§ **WHAT TO PRODUCE**
Output all the entries word for word. Omit the pictures.

§ **STORED DATA**
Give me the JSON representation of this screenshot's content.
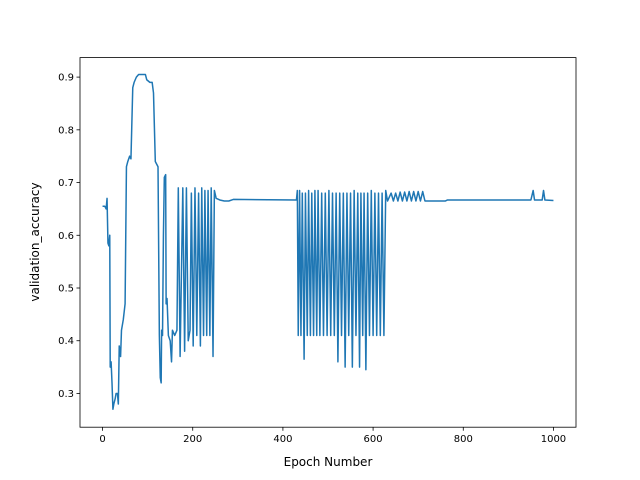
{
  "chart_data": {
    "type": "line",
    "xlabel": "Epoch Number",
    "ylabel": "validation_accuracy",
    "xlim": [
      -50,
      1050
    ],
    "ylim": [
      0.236,
      0.937
    ],
    "xticks": [
      0,
      200,
      400,
      600,
      800,
      1000
    ],
    "yticks": [
      0.3,
      0.4,
      0.5,
      0.6,
      0.7,
      0.8,
      0.9
    ],
    "series": [
      {
        "color": "#1f77b4",
        "x": [
          0,
          5,
          8,
          10,
          12,
          14,
          16,
          17,
          19,
          21,
          23,
          25,
          28,
          30,
          33,
          35,
          37,
          40,
          42,
          46,
          50,
          53,
          56,
          60,
          63,
          67,
          70,
          75,
          80,
          95,
          98,
          105,
          110,
          113,
          117,
          120,
          123,
          126,
          128,
          130,
          131,
          133,
          135,
          137,
          140,
          141,
          143,
          146,
          150,
          153,
          155,
          160,
          165,
          168,
          172,
          178,
          182,
          186,
          190,
          194,
          197,
          201,
          205,
          209,
          213,
          217,
          220,
          224,
          227,
          231,
          234,
          238,
          241,
          245,
          248,
          252,
          260,
          270,
          280,
          290,
          430,
          432,
          434,
          437,
          440,
          443,
          447,
          450,
          454,
          457,
          461,
          464,
          468,
          471,
          475,
          478,
          482,
          486,
          490,
          494,
          498,
          502,
          506,
          510,
          514,
          518,
          522,
          526,
          530,
          534,
          538,
          542,
          546,
          550,
          554,
          558,
          562,
          566,
          570,
          573,
          577,
          580,
          584,
          588,
          592,
          596,
          600,
          604,
          608,
          612,
          616,
          620,
          624,
          628,
          632,
          640,
          645,
          650,
          655,
          660,
          665,
          670,
          675,
          680,
          685,
          690,
          695,
          700,
          705,
          710,
          715,
          760,
          765,
          950,
          955,
          958,
          975,
          978,
          981,
          1000
        ],
        "values": [
          0.655,
          0.655,
          0.65,
          0.67,
          0.585,
          0.58,
          0.6,
          0.35,
          0.36,
          0.32,
          0.27,
          0.28,
          0.29,
          0.3,
          0.3,
          0.28,
          0.39,
          0.37,
          0.42,
          0.44,
          0.47,
          0.73,
          0.74,
          0.75,
          0.745,
          0.88,
          0.89,
          0.9,
          0.905,
          0.905,
          0.895,
          0.89,
          0.89,
          0.87,
          0.74,
          0.735,
          0.73,
          0.41,
          0.33,
          0.32,
          0.42,
          0.41,
          0.6,
          0.71,
          0.715,
          0.47,
          0.48,
          0.41,
          0.4,
          0.36,
          0.42,
          0.41,
          0.42,
          0.69,
          0.37,
          0.69,
          0.38,
          0.69,
          0.4,
          0.42,
          0.68,
          0.39,
          0.69,
          0.41,
          0.68,
          0.39,
          0.69,
          0.41,
          0.685,
          0.41,
          0.685,
          0.41,
          0.69,
          0.37,
          0.685,
          0.67,
          0.667,
          0.665,
          0.665,
          0.668,
          0.667,
          0.685,
          0.41,
          0.685,
          0.41,
          0.68,
          0.365,
          0.68,
          0.41,
          0.685,
          0.41,
          0.68,
          0.41,
          0.685,
          0.41,
          0.685,
          0.41,
          0.68,
          0.41,
          0.68,
          0.41,
          0.685,
          0.41,
          0.68,
          0.41,
          0.68,
          0.36,
          0.68,
          0.41,
          0.68,
          0.35,
          0.68,
          0.41,
          0.68,
          0.35,
          0.685,
          0.41,
          0.68,
          0.35,
          0.68,
          0.41,
          0.68,
          0.345,
          0.68,
          0.41,
          0.685,
          0.41,
          0.68,
          0.41,
          0.68,
          0.41,
          0.68,
          0.41,
          0.685,
          0.665,
          0.68,
          0.665,
          0.68,
          0.665,
          0.682,
          0.665,
          0.682,
          0.665,
          0.683,
          0.665,
          0.683,
          0.665,
          0.683,
          0.665,
          0.683,
          0.665,
          0.665,
          0.667,
          0.667,
          0.685,
          0.667,
          0.667,
          0.685,
          0.667,
          0.666
        ]
      }
    ]
  }
}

§ **TASK RESPONSE**
Give me the JSON representation of this screenshot's content.
{
  "chart_data": {
    "type": "line",
    "xlabel": "Epoch Number",
    "ylabel": "validation_accuracy",
    "xlim": [
      -50,
      1050
    ],
    "ylim": [
      0.236,
      0.937
    ],
    "xticks": [
      0,
      200,
      400,
      600,
      800,
      1000
    ],
    "yticks": [
      0.3,
      0.4,
      0.5,
      0.6,
      0.7,
      0.8,
      0.9
    ],
    "series": [
      {
        "color": "#1f77b4",
        "x": [
          0,
          5,
          8,
          10,
          12,
          14,
          16,
          17,
          19,
          21,
          23,
          25,
          28,
          30,
          33,
          35,
          37,
          40,
          42,
          46,
          50,
          53,
          56,
          60,
          63,
          67,
          70,
          75,
          80,
          95,
          98,
          105,
          110,
          113,
          117,
          120,
          123,
          126,
          128,
          130,
          131,
          133,
          135,
          137,
          140,
          141,
          143,
          146,
          150,
          153,
          155,
          160,
          165,
          168,
          172,
          178,
          182,
          186,
          190,
          194,
          197,
          201,
          205,
          209,
          213,
          217,
          220,
          224,
          227,
          231,
          234,
          238,
          241,
          245,
          248,
          252,
          260,
          270,
          280,
          290,
          430,
          432,
          434,
          437,
          440,
          443,
          447,
          450,
          454,
          457,
          461,
          464,
          468,
          471,
          475,
          478,
          482,
          486,
          490,
          494,
          498,
          502,
          506,
          510,
          514,
          518,
          522,
          526,
          530,
          534,
          538,
          542,
          546,
          550,
          554,
          558,
          562,
          566,
          570,
          573,
          577,
          580,
          584,
          588,
          592,
          596,
          600,
          604,
          608,
          612,
          616,
          620,
          624,
          628,
          632,
          640,
          645,
          650,
          655,
          660,
          665,
          670,
          675,
          680,
          685,
          690,
          695,
          700,
          705,
          710,
          715,
          760,
          765,
          950,
          955,
          958,
          975,
          978,
          981,
          1000
        ],
        "values": [
          0.655,
          0.655,
          0.65,
          0.67,
          0.585,
          0.58,
          0.6,
          0.35,
          0.36,
          0.32,
          0.27,
          0.28,
          0.29,
          0.3,
          0.3,
          0.28,
          0.39,
          0.37,
          0.42,
          0.44,
          0.47,
          0.73,
          0.74,
          0.75,
          0.745,
          0.88,
          0.89,
          0.9,
          0.905,
          0.905,
          0.895,
          0.89,
          0.89,
          0.87,
          0.74,
          0.735,
          0.73,
          0.41,
          0.33,
          0.32,
          0.42,
          0.41,
          0.6,
          0.71,
          0.715,
          0.47,
          0.48,
          0.41,
          0.4,
          0.36,
          0.42,
          0.41,
          0.42,
          0.69,
          0.37,
          0.69,
          0.38,
          0.69,
          0.4,
          0.42,
          0.68,
          0.39,
          0.69,
          0.41,
          0.68,
          0.39,
          0.69,
          0.41,
          0.685,
          0.41,
          0.685,
          0.41,
          0.69,
          0.37,
          0.685,
          0.67,
          0.667,
          0.665,
          0.665,
          0.668,
          0.667,
          0.685,
          0.41,
          0.685,
          0.41,
          0.68,
          0.365,
          0.68,
          0.41,
          0.685,
          0.41,
          0.68,
          0.41,
          0.685,
          0.41,
          0.685,
          0.41,
          0.68,
          0.41,
          0.68,
          0.41,
          0.685,
          0.41,
          0.68,
          0.41,
          0.68,
          0.36,
          0.68,
          0.41,
          0.68,
          0.35,
          0.68,
          0.41,
          0.68,
          0.35,
          0.685,
          0.41,
          0.68,
          0.35,
          0.68,
          0.41,
          0.68,
          0.345,
          0.68,
          0.41,
          0.685,
          0.41,
          0.68,
          0.41,
          0.68,
          0.41,
          0.68,
          0.41,
          0.685,
          0.665,
          0.68,
          0.665,
          0.68,
          0.665,
          0.682,
          0.665,
          0.682,
          0.665,
          0.683,
          0.665,
          0.683,
          0.665,
          0.683,
          0.665,
          0.683,
          0.665,
          0.665,
          0.667,
          0.667,
          0.685,
          0.667,
          0.667,
          0.685,
          0.667,
          0.666
        ]
      }
    ]
  }
}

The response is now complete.